WHAT YOU HAVE TO DO:
Read the records and write them out again exactly.

* begin *

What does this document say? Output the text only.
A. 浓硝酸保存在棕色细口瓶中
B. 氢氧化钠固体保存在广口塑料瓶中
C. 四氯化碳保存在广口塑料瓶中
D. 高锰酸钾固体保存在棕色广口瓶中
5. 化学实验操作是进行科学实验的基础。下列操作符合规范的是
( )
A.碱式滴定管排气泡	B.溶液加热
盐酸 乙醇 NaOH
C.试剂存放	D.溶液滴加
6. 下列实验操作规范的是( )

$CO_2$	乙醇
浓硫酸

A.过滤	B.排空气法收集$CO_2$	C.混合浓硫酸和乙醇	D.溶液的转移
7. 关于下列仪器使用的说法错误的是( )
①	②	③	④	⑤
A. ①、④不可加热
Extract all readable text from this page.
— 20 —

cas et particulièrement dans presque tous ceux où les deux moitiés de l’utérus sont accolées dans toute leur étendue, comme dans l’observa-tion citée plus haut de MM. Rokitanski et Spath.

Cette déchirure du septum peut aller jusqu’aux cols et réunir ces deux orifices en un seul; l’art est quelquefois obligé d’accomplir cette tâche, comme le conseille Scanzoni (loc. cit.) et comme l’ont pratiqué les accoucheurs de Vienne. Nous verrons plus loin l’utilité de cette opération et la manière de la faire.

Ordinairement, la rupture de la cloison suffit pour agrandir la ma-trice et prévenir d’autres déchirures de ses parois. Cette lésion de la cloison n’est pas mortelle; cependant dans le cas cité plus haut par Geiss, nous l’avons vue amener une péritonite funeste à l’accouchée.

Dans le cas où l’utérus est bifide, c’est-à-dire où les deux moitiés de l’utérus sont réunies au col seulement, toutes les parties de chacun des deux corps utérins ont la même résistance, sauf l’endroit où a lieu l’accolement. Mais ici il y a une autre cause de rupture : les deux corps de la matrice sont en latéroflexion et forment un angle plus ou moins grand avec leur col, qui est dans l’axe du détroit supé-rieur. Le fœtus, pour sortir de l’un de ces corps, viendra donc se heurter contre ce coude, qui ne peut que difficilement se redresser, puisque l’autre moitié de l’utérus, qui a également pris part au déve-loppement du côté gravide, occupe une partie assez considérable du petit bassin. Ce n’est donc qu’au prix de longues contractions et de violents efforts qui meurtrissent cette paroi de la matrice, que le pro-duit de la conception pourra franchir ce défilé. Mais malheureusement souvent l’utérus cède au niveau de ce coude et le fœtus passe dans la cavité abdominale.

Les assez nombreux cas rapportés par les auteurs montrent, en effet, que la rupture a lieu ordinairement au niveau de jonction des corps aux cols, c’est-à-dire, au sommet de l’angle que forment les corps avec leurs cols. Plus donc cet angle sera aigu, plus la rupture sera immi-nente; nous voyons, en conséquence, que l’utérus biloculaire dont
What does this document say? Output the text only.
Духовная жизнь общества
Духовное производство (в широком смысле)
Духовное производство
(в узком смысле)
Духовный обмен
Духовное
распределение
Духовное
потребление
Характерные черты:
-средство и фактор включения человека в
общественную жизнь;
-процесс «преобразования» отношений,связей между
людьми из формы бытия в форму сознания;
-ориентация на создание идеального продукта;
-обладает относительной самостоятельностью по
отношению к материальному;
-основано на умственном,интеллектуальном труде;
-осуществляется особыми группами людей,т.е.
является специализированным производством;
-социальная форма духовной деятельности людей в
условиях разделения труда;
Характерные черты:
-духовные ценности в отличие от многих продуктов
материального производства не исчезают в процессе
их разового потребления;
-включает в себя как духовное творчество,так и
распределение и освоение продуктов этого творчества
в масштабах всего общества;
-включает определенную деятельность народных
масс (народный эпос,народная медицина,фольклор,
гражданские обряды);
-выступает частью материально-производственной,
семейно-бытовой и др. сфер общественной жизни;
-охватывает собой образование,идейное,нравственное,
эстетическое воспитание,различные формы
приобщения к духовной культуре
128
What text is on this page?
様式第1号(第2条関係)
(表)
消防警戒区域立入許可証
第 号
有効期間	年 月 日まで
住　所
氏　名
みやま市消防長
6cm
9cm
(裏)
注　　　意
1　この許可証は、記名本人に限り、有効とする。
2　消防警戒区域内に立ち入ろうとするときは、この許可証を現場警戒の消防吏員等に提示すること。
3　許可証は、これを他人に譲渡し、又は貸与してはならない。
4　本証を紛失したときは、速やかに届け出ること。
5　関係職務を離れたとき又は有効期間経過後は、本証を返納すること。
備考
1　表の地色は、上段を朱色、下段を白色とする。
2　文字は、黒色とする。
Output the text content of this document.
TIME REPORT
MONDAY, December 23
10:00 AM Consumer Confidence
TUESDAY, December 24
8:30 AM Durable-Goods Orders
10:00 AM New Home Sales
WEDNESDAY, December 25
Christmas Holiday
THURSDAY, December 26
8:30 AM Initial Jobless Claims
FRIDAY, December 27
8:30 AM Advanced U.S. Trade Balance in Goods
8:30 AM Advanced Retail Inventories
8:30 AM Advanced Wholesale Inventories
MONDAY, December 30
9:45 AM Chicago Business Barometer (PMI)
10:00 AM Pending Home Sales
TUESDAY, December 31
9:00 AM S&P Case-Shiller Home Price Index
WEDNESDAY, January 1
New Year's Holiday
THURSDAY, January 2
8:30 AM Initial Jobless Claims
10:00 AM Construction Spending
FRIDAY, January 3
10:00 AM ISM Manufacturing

* end *

OUTPUT BELOW:
What does this document say? Output the text only.
A. 浓硝酸保存在棕色细口瓶中
B. 氢氧化钠固体保存在广口塑料瓶中
C. 四氯化碳保存在广口塑料瓶中
D. 高锰酸钾固体保存在棕色广口瓶中
5. 化学实验操作是进行科学实验的基础。下列操作符合规范的是
( )
A.碱式滴定管排气泡	B.溶液加热
盐酸 乙醇 NaOH
C.试剂存放	D.溶液滴加
6. 下列实验操作规范的是( )

$CO_2$	乙醇
浓硫酸

A.过滤	B.排空气法收集$CO_2$	C.混合浓硫酸和乙醇	D.溶液的转移
7. 关于下列仪器使用的说法错误的是( )
①	②	③	④	⑤
A. ①、④不可加热
Extract all readable text from this page.
— 20 —

cas et particulièrement dans presque tous ceux où les deux moitiés de l’utérus sont accolées dans toute leur étendue, comme dans l’observa-tion citée plus haut de MM. Rokitanski et Spath.

Cette déchirure du septum peut aller jusqu’aux cols et réunir ces deux orifices en un seul; l’art est quelquefois obligé d’accomplir cette tâche, comme le conseille Scanzoni (loc. cit.) et comme l’ont pratiqué les accoucheurs de Vienne. Nous verrons plus loin l’utilité de cette opération et la manière de la faire.

Ordinairement, la rupture de la cloison suffit pour agrandir la ma-trice et prévenir d’autres déchirures de ses parois. Cette lésion de la cloison n’est pas mortelle; cependant dans le cas cité plus haut par Geiss, nous l’avons vue amener une péritonite funeste à l’accouchée.

Dans le cas où l’utérus est bifide, c’est-à-dire où les deux moitiés de l’utérus sont réunies au col seulement, toutes les parties de chacun des deux corps utérins ont la même résistance, sauf l’endroit où a lieu l’accolement. Mais ici il y a une autre cause de rupture : les deux corps de la matrice sont en latéroflexion et forment un angle plus ou moins grand avec leur col, qui est dans l’axe du détroit supé-rieur. Le fœtus, pour sortir de l’un de ces corps, viendra donc se heurter contre ce coude, qui ne peut que difficilement se redresser, puisque l’autre moitié de l’utérus, qui a également pris part au déve-loppement du côté gravide, occupe une partie assez considérable du petit bassin. Ce n’est donc qu’au prix de longues contractions et de violents efforts qui meurtrissent cette paroi de la matrice, que le pro-duit de la conception pourra franchir ce défilé. Mais malheureusement souvent l’utérus cède au niveau de ce coude et le fœtus passe dans la cavité abdominale.

Les assez nombreux cas rapportés par les auteurs montrent, en effet, que la rupture a lieu ordinairement au niveau de jonction des corps aux cols, c’est-à-dire, au sommet de l’angle que forment les corps avec leurs cols. Plus donc cet angle sera aigu, plus la rupture sera immi-nente; nous voyons, en conséquence, que l’utérus biloculaire dont
What does this document say? Output the text only.
Духовная жизнь общества
Духовное производство (в широком смысле)
Духовное производство
(в узком смысле)
Духовный обмен
Духовное
распределение
Духовное
потребление
Характерные черты:
-средство и фактор включения человека в
общественную жизнь;
-процесс «преобразования» отношений,связей между
людьми из формы бытия в форму сознания;
-ориентация на создание идеального продукта;
-обладает относительной самостоятельностью по
отношению к материальному;
-основано на умственном,интеллектуальном труде;
-осуществляется особыми группами людей,т.е.
является специализированным производством;
-социальная форма духовной деятельности людей в
условиях разделения труда;
Характерные черты:
-духовные ценности в отличие от многих продуктов
материального производства не исчезают в процессе
их разового потребления;
-включает в себя как духовное творчество,так и
распределение и освоение продуктов этого творчества
в масштабах всего общества;
-включает определенную деятельность народных
масс (народный эпос,народная медицина,фольклор,
гражданские обряды);
-выступает частью материально-производственной,
семейно-бытовой и др. сфер общественной жизни;
-охватывает собой образование,идейное,нравственное,
эстетическое воспитание,различные формы
приобщения к духовной культуре
128
What text is on this page?
様式第1号(第2条関係)
(表)
消防警戒区域立入許可証
第 号
有効期間	年 月 日まで
住　所
氏　名
みやま市消防長
6cm
9cm
(裏)
注　　　意
1　この許可証は、記名本人に限り、有効とする。
2　消防警戒区域内に立ち入ろうとするときは、この許可証を現場警戒の消防吏員等に提示すること。
3　許可証は、これを他人に譲渡し、又は貸与してはならない。
4　本証を紛失したときは、速やかに届け出ること。
5　関係職務を離れたとき又は有効期間経過後は、本証を返納すること。
備考
1　表の地色は、上段を朱色、下段を白色とする。
2　文字は、黒色とする。
Output the text content of this document.
TIME REPORT
MONDAY, December 23
10:00 AM Consumer Confidence
TUESDAY, December 24
8:30 AM Durable-Goods Orders
10:00 AM New Home Sales
WEDNESDAY, December 25
Christmas Holiday
THURSDAY, December 26
8:30 AM Initial Jobless Claims
FRIDAY, December 27
8:30 AM Advanced U.S. Trade Balance in Goods
8:30 AM Advanced Retail Inventories
8:30 AM Advanced Wholesale Inventories
MONDAY, December 30
9:45 AM Chicago Business Barometer (PMI)
10:00 AM Pending Home Sales
TUESDAY, December 31
9:00 AM S&P Case-Shiller Home Price Index
WEDNESDAY, January 1
New Year's Holiday
THURSDAY, January 2
8:30 AM Initial Jobless Claims
10:00 AM Construction Spending
FRIDAY, January 3
10:00 AM ISM Manufacturing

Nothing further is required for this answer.